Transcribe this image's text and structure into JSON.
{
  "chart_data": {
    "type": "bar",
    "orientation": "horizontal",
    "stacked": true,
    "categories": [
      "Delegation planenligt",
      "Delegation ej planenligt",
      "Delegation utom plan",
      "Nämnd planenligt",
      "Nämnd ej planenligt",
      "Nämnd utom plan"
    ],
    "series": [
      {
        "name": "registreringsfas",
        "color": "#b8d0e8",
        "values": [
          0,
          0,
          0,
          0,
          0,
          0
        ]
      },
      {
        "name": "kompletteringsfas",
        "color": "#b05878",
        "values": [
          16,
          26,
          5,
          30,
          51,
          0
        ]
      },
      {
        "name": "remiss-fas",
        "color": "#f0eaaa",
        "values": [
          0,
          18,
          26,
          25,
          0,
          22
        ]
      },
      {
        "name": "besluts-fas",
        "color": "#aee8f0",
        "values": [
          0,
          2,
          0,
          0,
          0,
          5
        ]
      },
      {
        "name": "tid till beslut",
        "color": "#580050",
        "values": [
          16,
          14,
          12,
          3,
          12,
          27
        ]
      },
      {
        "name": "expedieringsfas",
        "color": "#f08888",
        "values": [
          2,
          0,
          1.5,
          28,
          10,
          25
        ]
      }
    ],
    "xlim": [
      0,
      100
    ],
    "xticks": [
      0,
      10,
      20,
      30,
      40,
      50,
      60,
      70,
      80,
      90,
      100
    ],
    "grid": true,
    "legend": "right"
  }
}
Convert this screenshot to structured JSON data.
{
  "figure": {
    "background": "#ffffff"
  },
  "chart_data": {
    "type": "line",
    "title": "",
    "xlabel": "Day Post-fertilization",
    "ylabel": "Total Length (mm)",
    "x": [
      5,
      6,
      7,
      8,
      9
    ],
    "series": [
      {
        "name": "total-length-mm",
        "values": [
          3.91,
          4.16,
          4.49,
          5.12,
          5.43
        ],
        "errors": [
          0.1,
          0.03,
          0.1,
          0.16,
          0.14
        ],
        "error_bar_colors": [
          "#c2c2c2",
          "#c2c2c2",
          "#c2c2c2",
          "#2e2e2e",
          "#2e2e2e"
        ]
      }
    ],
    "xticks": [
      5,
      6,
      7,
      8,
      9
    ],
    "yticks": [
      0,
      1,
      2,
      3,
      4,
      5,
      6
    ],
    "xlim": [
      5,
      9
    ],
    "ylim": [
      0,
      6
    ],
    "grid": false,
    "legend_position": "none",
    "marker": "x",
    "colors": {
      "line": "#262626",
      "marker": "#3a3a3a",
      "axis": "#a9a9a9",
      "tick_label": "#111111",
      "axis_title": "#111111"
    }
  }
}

------------------------

### What this task involves
Repeat all of the records above exactly as written.

### Result for this task
Transcribe this image's text and structure into JSON.
{
  "chart_data": {
    "type": "bar",
    "orientation": "horizontal",
    "stacked": true,
    "categories": [
      "Delegation planenligt",
      "Delegation ej planenligt",
      "Delegation utom plan",
      "Nämnd planenligt",
      "Nämnd ej planenligt",
      "Nämnd utom plan"
    ],
    "series": [
      {
        "name": "registreringsfas",
        "color": "#b8d0e8",
        "values": [
          0,
          0,
          0,
          0,
          0,
          0
        ]
      },
      {
        "name": "kompletteringsfas",
        "color": "#b05878",
        "values": [
          16,
          26,
          5,
          30,
          51,
          0
        ]
      },
      {
        "name": "remiss-fas",
        "color": "#f0eaaa",
        "values": [
          0,
          18,
          26,
          25,
          0,
          22
        ]
      },
      {
        "name": "besluts-fas",
        "color": "#aee8f0",
        "values": [
          0,
          2,
          0,
          0,
          0,
          5
        ]
      },
      {
        "name": "tid till beslut",
        "color": "#580050",
        "values": [
          16,
          14,
          12,
          3,
          12,
          27
        ]
      },
      {
        "name": "expedieringsfas",
        "color": "#f08888",
        "values": [
          2,
          0,
          1.5,
          28,
          10,
          25
        ]
      }
    ],
    "xlim": [
      0,
      100
    ],
    "xticks": [
      0,
      10,
      20,
      30,
      40,
      50,
      60,
      70,
      80,
      90,
      100
    ],
    "grid": true,
    "legend": "right"
  }
}
Convert this screenshot to structured JSON data.
{
  "figure": {
    "background": "#ffffff"
  },
  "chart_data": {
    "type": "line",
    "title": "",
    "xlabel": "Day Post-fertilization",
    "ylabel": "Total Length (mm)",
    "x": [
      5,
      6,
      7,
      8,
      9
    ],
    "series": [
      {
        "name": "total-length-mm",
        "values": [
          3.91,
          4.16,
          4.49,
          5.12,
          5.43
        ],
        "errors": [
          0.1,
          0.03,
          0.1,
          0.16,
          0.14
        ],
        "error_bar_colors": [
          "#c2c2c2",
          "#c2c2c2",
          "#c2c2c2",
          "#2e2e2e",
          "#2e2e2e"
        ]
      }
    ],
    "xticks": [
      5,
      6,
      7,
      8,
      9
    ],
    "yticks": [
      0,
      1,
      2,
      3,
      4,
      5,
      6
    ],
    "xlim": [
      5,
      9
    ],
    "ylim": [
      0,
      6
    ],
    "grid": false,
    "legend_position": "none",
    "marker": "x",
    "colors": {
      "line": "#262626",
      "marker": "#3a3a3a",
      "axis": "#a9a9a9",
      "tick_label": "#111111",
      "axis_title": "#111111"
    }
  }
}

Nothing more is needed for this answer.